- _Dataset records_:
========
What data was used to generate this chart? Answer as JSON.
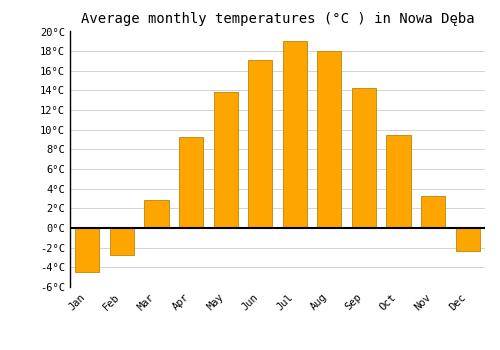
{
  "title": "Average monthly temperatures (°C ) in Nowa Dęba",
  "months": [
    "Jan",
    "Feb",
    "Mar",
    "Apr",
    "May",
    "Jun",
    "Jul",
    "Aug",
    "Sep",
    "Oct",
    "Nov",
    "Dec"
  ],
  "values": [
    -4.5,
    -2.7,
    2.9,
    9.3,
    13.8,
    17.1,
    19.0,
    18.0,
    14.2,
    9.5,
    3.3,
    -2.3
  ],
  "bar_color_face": "#FFA500",
  "bar_color_edge": "#B8860B",
  "ylim": [
    -6,
    20
  ],
  "yticks": [
    -6,
    -4,
    -2,
    0,
    2,
    4,
    6,
    8,
    10,
    12,
    14,
    16,
    18,
    20
  ],
  "ytick_labels": [
    "-6°C",
    "-4°C",
    "-2°C",
    "0°C",
    "2°C",
    "4°C",
    "6°C",
    "8°C",
    "10°C",
    "12°C",
    "14°C",
    "16°C",
    "18°C",
    "20°C"
  ],
  "background_color": "#ffffff",
  "grid_color": "#cccccc",
  "title_fontsize": 10,
  "tick_fontsize": 7.5,
  "bar_width": 0.7
}
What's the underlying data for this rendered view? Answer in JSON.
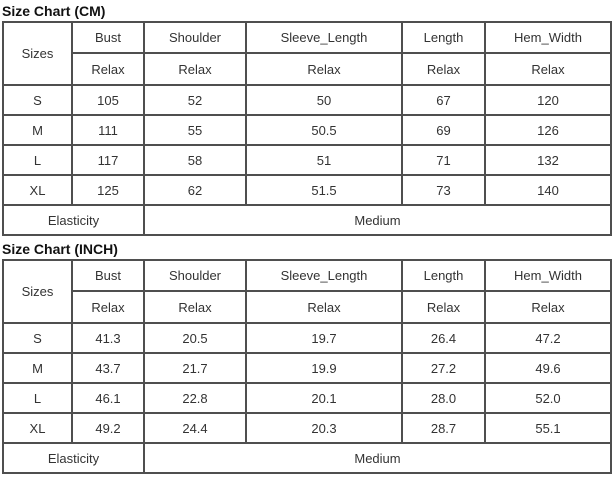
{
  "page": {
    "background": "#ffffff",
    "border_color": "#4f4f4f",
    "cell_text_color": "#333333",
    "title_text_color": "#111111"
  },
  "tables": [
    {
      "id": "cm",
      "title": "Size Chart (CM)",
      "corner_header": "Sizes",
      "columns": [
        "Bust",
        "Shoulder",
        "Sleeve_Length",
        "Length",
        "Hem_Width"
      ],
      "sub_headers": [
        "Relax",
        "Relax",
        "Relax",
        "Relax",
        "Relax"
      ],
      "rows": [
        {
          "size": "S",
          "values": [
            "105",
            "52",
            "50",
            "67",
            "120"
          ]
        },
        {
          "size": "M",
          "values": [
            "111",
            "55",
            "50.5",
            "69",
            "126"
          ]
        },
        {
          "size": "L",
          "values": [
            "117",
            "58",
            "51",
            "71",
            "132"
          ]
        },
        {
          "size": "XL",
          "values": [
            "125",
            "62",
            "51.5",
            "73",
            "140"
          ]
        }
      ],
      "footer": {
        "label": "Elasticity",
        "value": "Medium"
      }
    },
    {
      "id": "inch",
      "title": "Size Chart (INCH)",
      "corner_header": "Sizes",
      "columns": [
        "Bust",
        "Shoulder",
        "Sleeve_Length",
        "Length",
        "Hem_Width"
      ],
      "sub_headers": [
        "Relax",
        "Relax",
        "Relax",
        "Relax",
        "Relax"
      ],
      "rows": [
        {
          "size": "S",
          "values": [
            "41.3",
            "20.5",
            "19.7",
            "26.4",
            "47.2"
          ]
        },
        {
          "size": "M",
          "values": [
            "43.7",
            "21.7",
            "19.9",
            "27.2",
            "49.6"
          ]
        },
        {
          "size": "L",
          "values": [
            "46.1",
            "22.8",
            "20.1",
            "28.0",
            "52.0"
          ]
        },
        {
          "size": "XL",
          "values": [
            "49.2",
            "24.4",
            "20.3",
            "28.7",
            "55.1"
          ]
        }
      ],
      "footer": {
        "label": "Elasticity",
        "value": "Medium"
      }
    }
  ]
}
========
- _Task instructions_:
Write out the records above exactly as they stand, leaving out every picture.

- _Worked solution_:
What data was used to generate this chart? Answer as JSON.
{
  "title": "Average monthly temperatures (°C ) in Nowa Dęba",
  "months": [
    "Jan",
    "Feb",
    "Mar",
    "Apr",
    "May",
    "Jun",
    "Jul",
    "Aug",
    "Sep",
    "Oct",
    "Nov",
    "Dec"
  ],
  "values": [
    -4.5,
    -2.7,
    2.9,
    9.3,
    13.8,
    17.1,
    19.0,
    18.0,
    14.2,
    9.5,
    3.3,
    -2.3
  ],
  "bar_color_face": "#FFA500",
  "bar_color_edge": "#B8860B",
  "ylim": [
    -6,
    20
  ],
  "yticks": [
    -6,
    -4,
    -2,
    0,
    2,
    4,
    6,
    8,
    10,
    12,
    14,
    16,
    18,
    20
  ],
  "ytick_labels": [
    "-6°C",
    "-4°C",
    "-2°C",
    "0°C",
    "2°C",
    "4°C",
    "6°C",
    "8°C",
    "10°C",
    "12°C",
    "14°C",
    "16°C",
    "18°C",
    "20°C"
  ],
  "background_color": "#ffffff",
  "grid_color": "#cccccc",
  "title_fontsize": 10,
  "tick_fontsize": 7.5,
  "bar_width": 0.7
}
What's the underlying data for this rendered view? Answer in JSON.
{
  "page": {
    "background": "#ffffff",
    "border_color": "#4f4f4f",
    "cell_text_color": "#333333",
    "title_text_color": "#111111"
  },
  "tables": [
    {
      "id": "cm",
      "title": "Size Chart (CM)",
      "corner_header": "Sizes",
      "columns": [
        "Bust",
        "Shoulder",
        "Sleeve_Length",
        "Length",
        "Hem_Width"
      ],
      "sub_headers": [
        "Relax",
        "Relax",
        "Relax",
        "Relax",
        "Relax"
      ],
      "rows": [
        {
          "size": "S",
          "values": [
            "105",
            "52",
            "50",
            "67",
            "120"
          ]
        },
        {
          "size": "M",
          "values": [
            "111",
            "55",
            "50.5",
            "69",
            "126"
          ]
        },
        {
          "size": "L",
          "values": [
            "117",
            "58",
            "51",
            "71",
            "132"
          ]
        },
        {
          "size": "XL",
          "values": [
            "125",
            "62",
            "51.5",
            "73",
            "140"
          ]
        }
      ],
      "footer": {
        "label": "Elasticity",
        "value": "Medium"
      }
    },
    {
      "id": "inch",
      "title": "Size Chart (INCH)",
      "corner_header": "Sizes",
      "columns": [
        "Bust",
        "Shoulder",
        "Sleeve_Length",
        "Length",
        "Hem_Width"
      ],
      "sub_headers": [
        "Relax",
        "Relax",
        "Relax",
        "Relax",
        "Relax"
      ],
      "rows": [
        {
          "size": "S",
          "values": [
            "41.3",
            "20.5",
            "19.7",
            "26.4",
            "47.2"
          ]
        },
        {
          "size": "M",
          "values": [
            "43.7",
            "21.7",
            "19.9",
            "27.2",
            "49.6"
          ]
        },
        {
          "size": "L",
          "values": [
            "46.1",
            "22.8",
            "20.1",
            "28.0",
            "52.0"
          ]
        },
        {
          "size": "XL",
          "values": [
            "49.2",
            "24.4",
            "20.3",
            "28.7",
            "55.1"
          ]
        }
      ],
      "footer": {
        "label": "Elasticity",
        "value": "Medium"
      }
    }
  ]
}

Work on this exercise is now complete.